-- Start DATA FOR THIS EXERCISE --

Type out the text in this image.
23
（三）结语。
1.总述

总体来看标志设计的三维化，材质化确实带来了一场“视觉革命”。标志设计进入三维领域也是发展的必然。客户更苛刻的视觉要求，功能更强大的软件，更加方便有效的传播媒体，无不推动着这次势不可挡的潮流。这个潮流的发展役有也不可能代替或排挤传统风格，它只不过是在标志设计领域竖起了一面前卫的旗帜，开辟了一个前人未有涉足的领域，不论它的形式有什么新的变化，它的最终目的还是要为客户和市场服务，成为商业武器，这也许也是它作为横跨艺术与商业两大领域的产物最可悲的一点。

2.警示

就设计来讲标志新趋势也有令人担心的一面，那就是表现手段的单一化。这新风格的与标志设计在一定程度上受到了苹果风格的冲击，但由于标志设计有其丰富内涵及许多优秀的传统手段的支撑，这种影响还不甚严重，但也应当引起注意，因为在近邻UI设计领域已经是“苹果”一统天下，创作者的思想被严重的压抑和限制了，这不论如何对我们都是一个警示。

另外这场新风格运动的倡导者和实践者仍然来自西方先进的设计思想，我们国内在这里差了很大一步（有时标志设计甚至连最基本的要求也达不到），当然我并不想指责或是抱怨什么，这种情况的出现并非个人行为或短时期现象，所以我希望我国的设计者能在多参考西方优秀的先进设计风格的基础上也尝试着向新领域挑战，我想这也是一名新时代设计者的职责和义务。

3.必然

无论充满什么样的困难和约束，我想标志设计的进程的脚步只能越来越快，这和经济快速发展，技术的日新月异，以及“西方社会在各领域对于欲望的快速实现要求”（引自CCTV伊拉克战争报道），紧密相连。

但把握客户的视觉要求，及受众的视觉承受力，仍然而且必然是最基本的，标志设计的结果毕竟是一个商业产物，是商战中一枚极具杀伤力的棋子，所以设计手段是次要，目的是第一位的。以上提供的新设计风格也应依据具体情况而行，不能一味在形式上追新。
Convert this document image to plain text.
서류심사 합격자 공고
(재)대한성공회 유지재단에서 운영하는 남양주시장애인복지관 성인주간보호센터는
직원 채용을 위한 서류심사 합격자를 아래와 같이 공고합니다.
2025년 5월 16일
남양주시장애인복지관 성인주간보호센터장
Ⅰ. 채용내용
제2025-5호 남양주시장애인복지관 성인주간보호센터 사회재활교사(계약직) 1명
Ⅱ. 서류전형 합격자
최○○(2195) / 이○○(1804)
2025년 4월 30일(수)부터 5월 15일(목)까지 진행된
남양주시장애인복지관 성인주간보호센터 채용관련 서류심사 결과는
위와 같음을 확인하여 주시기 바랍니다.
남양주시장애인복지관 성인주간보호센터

-- End DATA FOR THIS EXERCISE --

- **WORK INSTRUCTIONS**
Return the full listing, character for character.

- **RESULT OF THIS EXERCISE**
Type out the text in this image.
23
（三）结语。
1.总述

总体来看标志设计的三维化，材质化确实带来了一场“视觉革命”。标志设计进入三维领域也是发展的必然。客户更苛刻的视觉要求，功能更强大的软件，更加方便有效的传播媒体，无不推动着这次势不可挡的潮流。这个潮流的发展役有也不可能代替或排挤传统风格，它只不过是在标志设计领域竖起了一面前卫的旗帜，开辟了一个前人未有涉足的领域，不论它的形式有什么新的变化，它的最终目的还是要为客户和市场服务，成为商业武器，这也许也是它作为横跨艺术与商业两大领域的产物最可悲的一点。

2.警示

就设计来讲标志新趋势也有令人担心的一面，那就是表现手段的单一化。这新风格的与标志设计在一定程度上受到了苹果风格的冲击，但由于标志设计有其丰富内涵及许多优秀的传统手段的支撑，这种影响还不甚严重，但也应当引起注意，因为在近邻UI设计领域已经是“苹果”一统天下，创作者的思想被严重的压抑和限制了，这不论如何对我们都是一个警示。

另外这场新风格运动的倡导者和实践者仍然来自西方先进的设计思想，我们国内在这里差了很大一步（有时标志设计甚至连最基本的要求也达不到），当然我并不想指责或是抱怨什么，这种情况的出现并非个人行为或短时期现象，所以我希望我国的设计者能在多参考西方优秀的先进设计风格的基础上也尝试着向新领域挑战，我想这也是一名新时代设计者的职责和义务。

3.必然

无论充满什么样的困难和约束，我想标志设计的进程的脚步只能越来越快，这和经济快速发展，技术的日新月异，以及“西方社会在各领域对于欲望的快速实现要求”（引自CCTV伊拉克战争报道），紧密相连。

但把握客户的视觉要求，及受众的视觉承受力，仍然而且必然是最基本的，标志设计的结果毕竟是一个商业产物，是商战中一枚极具杀伤力的棋子，所以设计手段是次要，目的是第一位的。以上提供的新设计风格也应依据具体情况而行，不能一味在形式上追新。
Convert this document image to plain text.
서류심사 합격자 공고
(재)대한성공회 유지재단에서 운영하는 남양주시장애인복지관 성인주간보호센터는
직원 채용을 위한 서류심사 합격자를 아래와 같이 공고합니다.
2025년 5월 16일
남양주시장애인복지관 성인주간보호센터장
Ⅰ. 채용내용
제2025-5호 남양주시장애인복지관 성인주간보호센터 사회재활교사(계약직) 1명
Ⅱ. 서류전형 합격자
최○○(2195) / 이○○(1804)
2025년 4월 30일(수)부터 5월 15일(목)까지 진행된
남양주시장애인복지관 성인주간보호센터 채용관련 서류심사 결과는
위와 같음을 확인하여 주시기 바랍니다.
남양주시장애인복지관 성인주간보호센터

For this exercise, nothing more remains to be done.